═══ LISTING ═══

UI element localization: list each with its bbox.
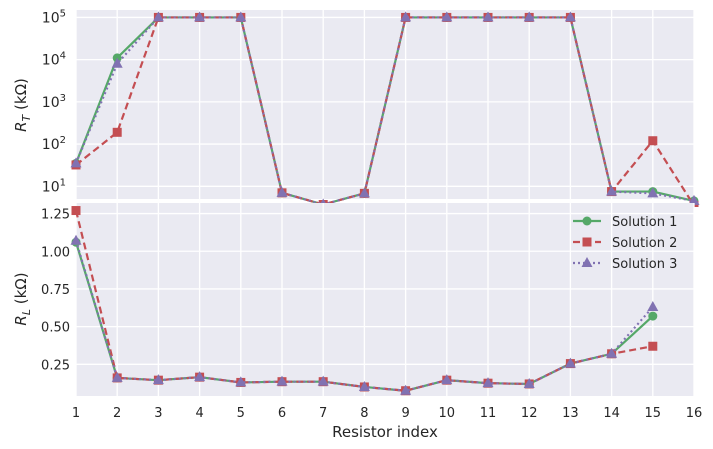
rt-point-solution-3	[235, 11, 247, 22]
rl-point-solution-3	[276, 375, 288, 386]
x-tick-label: 14	[603, 406, 620, 421]
x-tick-label: 2	[113, 406, 121, 421]
x-tick-label: 9	[401, 406, 409, 421]
x-tick-label: 8	[360, 406, 368, 421]
rl-point-solution-3	[647, 301, 659, 312]
x-tick-label: 16	[686, 406, 703, 421]
rl-y-tick-label: 0.25	[41, 358, 70, 373]
rl-y-tick-label: 0.50	[41, 321, 70, 336]
x-tick-label: 7	[319, 406, 327, 421]
rl-point-solution-3	[482, 377, 494, 388]
rl-y-tick-label: 1.00	[41, 245, 70, 260]
rl-plot-area	[76, 203, 694, 396]
legend: Solution 1 Solution 2 Solution 3	[573, 215, 677, 272]
rt-point-solution-3	[152, 11, 164, 22]
rt-point-solution-3	[441, 11, 453, 22]
rl-point-solution-3	[358, 380, 370, 391]
rt-point-solution-3	[400, 11, 412, 22]
legend-label-solution-1: Solution 1	[612, 215, 677, 230]
x-tick-label: 11	[480, 406, 497, 421]
rt-series-line-3	[74, 16, 695, 206]
rt-point-solution-3	[606, 185, 618, 196]
rt-y-tick-label: 104	[42, 51, 66, 69]
legend-marker-solution-3	[581, 257, 593, 267]
legend-marker-solution-1	[582, 216, 592, 226]
rl-point-solution-3	[564, 357, 576, 368]
rt-point-solution-3	[647, 187, 659, 198]
rt-point-solution-3	[358, 187, 370, 198]
rt-panel: 101 102 103 104 105 RT (kΩ)	[12, 8, 700, 207]
legend-label-solution-3: Solution 3	[612, 257, 677, 272]
rl-point-solution-2	[71, 206, 81, 216]
rt-point-solution-3	[194, 11, 206, 22]
rt-y-tick-label: 102	[42, 135, 66, 153]
rt-point-solution-3	[482, 11, 494, 22]
x-tick-label: 13	[562, 406, 579, 421]
x-axis-label: Resistor index	[332, 423, 438, 441]
x-tick-label: 6	[278, 406, 286, 421]
x-tick-label: 10	[439, 406, 456, 421]
rl-point-solution-3	[441, 374, 453, 385]
rl-y-axis-label: RL (kΩ)	[12, 272, 33, 325]
legend-label-solution-2: Solution 2	[612, 236, 677, 251]
x-tick-label: 12	[521, 406, 538, 421]
rl-point-solution-1	[648, 311, 658, 321]
rt-point-solution-3	[70, 157, 82, 168]
legend-marker-solution-2	[582, 237, 592, 247]
rt-point-solution-3	[276, 186, 288, 197]
rl-y-tick-label: 0.75	[41, 283, 70, 298]
rt-point-solution-2	[648, 136, 658, 146]
x-tick-label: 1	[72, 406, 80, 421]
rl-point-solution-3	[111, 371, 123, 382]
x-tick-label: 4	[195, 406, 203, 421]
x-tick-label: 5	[237, 406, 245, 421]
rl-point-solution-3	[523, 377, 535, 388]
rt-point-solution-3	[564, 11, 576, 22]
rt-point-solution-3	[688, 194, 700, 205]
rt-point-solution-2	[112, 127, 122, 137]
rl-point-solution-3	[317, 375, 329, 386]
x-tick-label: 15	[645, 406, 662, 421]
rl-y-tick-label: 1.25	[41, 208, 70, 223]
x-tick-label: 3	[154, 406, 162, 421]
rt-y-tick-label: 103	[42, 93, 66, 111]
rt-y-tick-label: 105	[42, 8, 66, 26]
rl-point-solution-3	[70, 234, 82, 245]
rt-y-axis-label: RT (kΩ)	[12, 78, 33, 132]
rl-point-solution-3	[606, 347, 618, 358]
rl-point-solution-2	[648, 341, 658, 351]
rt-y-tick-label: 101	[42, 177, 66, 195]
rl-point-solution-3	[400, 384, 412, 395]
rl-point-solution-3	[235, 376, 247, 387]
rt-series-line-2	[75, 16, 695, 207]
rt-point-solution-3	[111, 57, 123, 68]
rl-point-solution-3	[152, 374, 164, 385]
rl-point-solution-3	[194, 371, 206, 382]
rt-point-solution-3	[523, 11, 535, 22]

═══

Can you copy every one of the lines above verbatim, leaving the picture out?

UI element localization: list each with its bbox.
rt-point-solution-3	[235, 11, 247, 22]
rl-point-solution-3	[276, 375, 288, 386]
x-tick-label: 14	[603, 406, 620, 421]
x-tick-label: 2	[113, 406, 121, 421]
x-tick-label: 9	[401, 406, 409, 421]
x-tick-label: 8	[360, 406, 368, 421]
rl-point-solution-3	[647, 301, 659, 312]
x-tick-label: 16	[686, 406, 703, 421]
rl-y-tick-label: 0.25	[41, 358, 70, 373]
rl-y-tick-label: 0.50	[41, 321, 70, 336]
x-tick-label: 7	[319, 406, 327, 421]
rl-point-solution-3	[482, 377, 494, 388]
rl-y-tick-label: 1.00	[41, 245, 70, 260]
rl-plot-area	[76, 203, 694, 396]
legend: Solution 1 Solution 2 Solution 3	[573, 215, 677, 272]
rt-point-solution-3	[152, 11, 164, 22]
rt-point-solution-3	[441, 11, 453, 22]
rl-point-solution-3	[358, 380, 370, 391]
rt-point-solution-3	[400, 11, 412, 22]
legend-label-solution-1: Solution 1	[612, 215, 677, 230]
x-tick-label: 11	[480, 406, 497, 421]
rt-series-line-3	[74, 16, 695, 206]
rt-point-solution-3	[606, 185, 618, 196]
rt-y-tick-label: 104	[42, 51, 66, 69]
legend-marker-solution-3	[581, 257, 593, 267]
legend-marker-solution-1	[582, 216, 592, 226]
rl-point-solution-3	[564, 357, 576, 368]
rt-point-solution-3	[647, 187, 659, 198]
rt-point-solution-3	[358, 187, 370, 198]
rt-panel: 101 102 103 104 105 RT (kΩ)	[12, 8, 700, 207]
legend-label-solution-3: Solution 3	[612, 257, 677, 272]
rl-point-solution-2	[71, 206, 81, 216]
rt-point-solution-3	[194, 11, 206, 22]
rt-y-tick-label: 102	[42, 135, 66, 153]
rt-point-solution-3	[482, 11, 494, 22]
x-tick-label: 13	[562, 406, 579, 421]
x-axis-label: Resistor index	[332, 423, 438, 441]
x-tick-label: 6	[278, 406, 286, 421]
x-tick-label: 10	[439, 406, 456, 421]
rl-point-solution-3	[441, 374, 453, 385]
rl-y-axis-label: RL (kΩ)	[12, 272, 33, 325]
legend-label-solution-2: Solution 2	[612, 236, 677, 251]
x-tick-label: 12	[521, 406, 538, 421]
rl-point-solution-1	[648, 311, 658, 321]
rt-point-solution-3	[70, 157, 82, 168]
legend-marker-solution-2	[582, 237, 592, 247]
rt-point-solution-3	[276, 186, 288, 197]
rl-y-tick-label: 0.75	[41, 283, 70, 298]
rt-point-solution-2	[648, 136, 658, 146]
x-tick-label: 1	[72, 406, 80, 421]
rl-point-solution-3	[111, 371, 123, 382]
x-tick-label: 4	[195, 406, 203, 421]
x-tick-label: 5	[237, 406, 245, 421]
rl-point-solution-3	[523, 377, 535, 388]
rt-point-solution-3	[564, 11, 576, 22]
rt-point-solution-3	[688, 194, 700, 205]
rt-point-solution-2	[112, 127, 122, 137]
rl-point-solution-3	[317, 375, 329, 386]
x-tick-label: 15	[645, 406, 662, 421]
rl-y-tick-label: 1.25	[41, 208, 70, 223]
x-tick-label: 3	[154, 406, 162, 421]
rt-y-tick-label: 103	[42, 93, 66, 111]
rt-y-tick-label: 105	[42, 8, 66, 26]
rl-point-solution-3	[70, 234, 82, 245]
rt-y-axis-label: RT (kΩ)	[12, 78, 33, 132]
rl-point-solution-3	[606, 347, 618, 358]
rl-point-solution-2	[648, 341, 658, 351]
rt-y-tick-label: 101	[42, 177, 66, 195]
rl-point-solution-3	[400, 384, 412, 395]
rl-point-solution-3	[235, 376, 247, 387]
rt-series-line-2	[75, 16, 695, 207]
rt-point-solution-3	[111, 57, 123, 68]
rl-point-solution-3	[152, 374, 164, 385]
rl-point-solution-3	[194, 371, 206, 382]
rt-point-solution-3	[523, 11, 535, 22]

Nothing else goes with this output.